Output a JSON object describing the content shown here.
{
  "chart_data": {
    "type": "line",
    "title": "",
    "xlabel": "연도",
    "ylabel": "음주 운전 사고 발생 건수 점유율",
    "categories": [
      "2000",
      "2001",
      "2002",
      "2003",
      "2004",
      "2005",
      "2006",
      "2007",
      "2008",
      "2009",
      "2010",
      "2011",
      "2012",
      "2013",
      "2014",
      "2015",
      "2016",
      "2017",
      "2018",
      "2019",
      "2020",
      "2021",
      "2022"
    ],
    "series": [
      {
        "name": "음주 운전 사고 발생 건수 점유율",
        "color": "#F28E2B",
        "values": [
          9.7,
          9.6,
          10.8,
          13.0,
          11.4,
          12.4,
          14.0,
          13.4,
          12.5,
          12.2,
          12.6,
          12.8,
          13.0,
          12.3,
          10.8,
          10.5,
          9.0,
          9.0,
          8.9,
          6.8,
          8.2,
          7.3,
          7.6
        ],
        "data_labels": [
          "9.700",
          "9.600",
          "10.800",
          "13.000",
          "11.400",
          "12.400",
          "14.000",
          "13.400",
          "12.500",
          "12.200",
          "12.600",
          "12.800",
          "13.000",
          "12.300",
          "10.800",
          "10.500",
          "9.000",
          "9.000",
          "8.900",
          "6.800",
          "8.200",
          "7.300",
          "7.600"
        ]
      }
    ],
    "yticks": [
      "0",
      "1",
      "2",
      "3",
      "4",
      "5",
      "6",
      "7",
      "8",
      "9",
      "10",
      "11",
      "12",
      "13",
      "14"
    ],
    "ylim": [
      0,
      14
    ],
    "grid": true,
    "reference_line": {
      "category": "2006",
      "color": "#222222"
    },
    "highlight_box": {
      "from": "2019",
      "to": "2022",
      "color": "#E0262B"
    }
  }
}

+-------+

### Problem requirements
Repeat the material in full, exactly as it stands.

### Answer to the exercise
Output a JSON object describing the content shown here.
{
  "chart_data": {
    "type": "line",
    "title": "",
    "xlabel": "연도",
    "ylabel": "음주 운전 사고 발생 건수 점유율",
    "categories": [
      "2000",
      "2001",
      "2002",
      "2003",
      "2004",
      "2005",
      "2006",
      "2007",
      "2008",
      "2009",
      "2010",
      "2011",
      "2012",
      "2013",
      "2014",
      "2015",
      "2016",
      "2017",
      "2018",
      "2019",
      "2020",
      "2021",
      "2022"
    ],
    "series": [
      {
        "name": "음주 운전 사고 발생 건수 점유율",
        "color": "#F28E2B",
        "values": [
          9.7,
          9.6,
          10.8,
          13.0,
          11.4,
          12.4,
          14.0,
          13.4,
          12.5,
          12.2,
          12.6,
          12.8,
          13.0,
          12.3,
          10.8,
          10.5,
          9.0,
          9.0,
          8.9,
          6.8,
          8.2,
          7.3,
          7.6
        ],
        "data_labels": [
          "9.700",
          "9.600",
          "10.800",
          "13.000",
          "11.400",
          "12.400",
          "14.000",
          "13.400",
          "12.500",
          "12.200",
          "12.600",
          "12.800",
          "13.000",
          "12.300",
          "10.800",
          "10.500",
          "9.000",
          "9.000",
          "8.900",
          "6.800",
          "8.200",
          "7.300",
          "7.600"
        ]
      }
    ],
    "yticks": [
      "0",
      "1",
      "2",
      "3",
      "4",
      "5",
      "6",
      "7",
      "8",
      "9",
      "10",
      "11",
      "12",
      "13",
      "14"
    ],
    "ylim": [
      0,
      14
    ],
    "grid": true,
    "reference_line": {
      "category": "2006",
      "color": "#222222"
    },
    "highlight_box": {
      "from": "2019",
      "to": "2022",
      "color": "#E0262B"
    }
  }
}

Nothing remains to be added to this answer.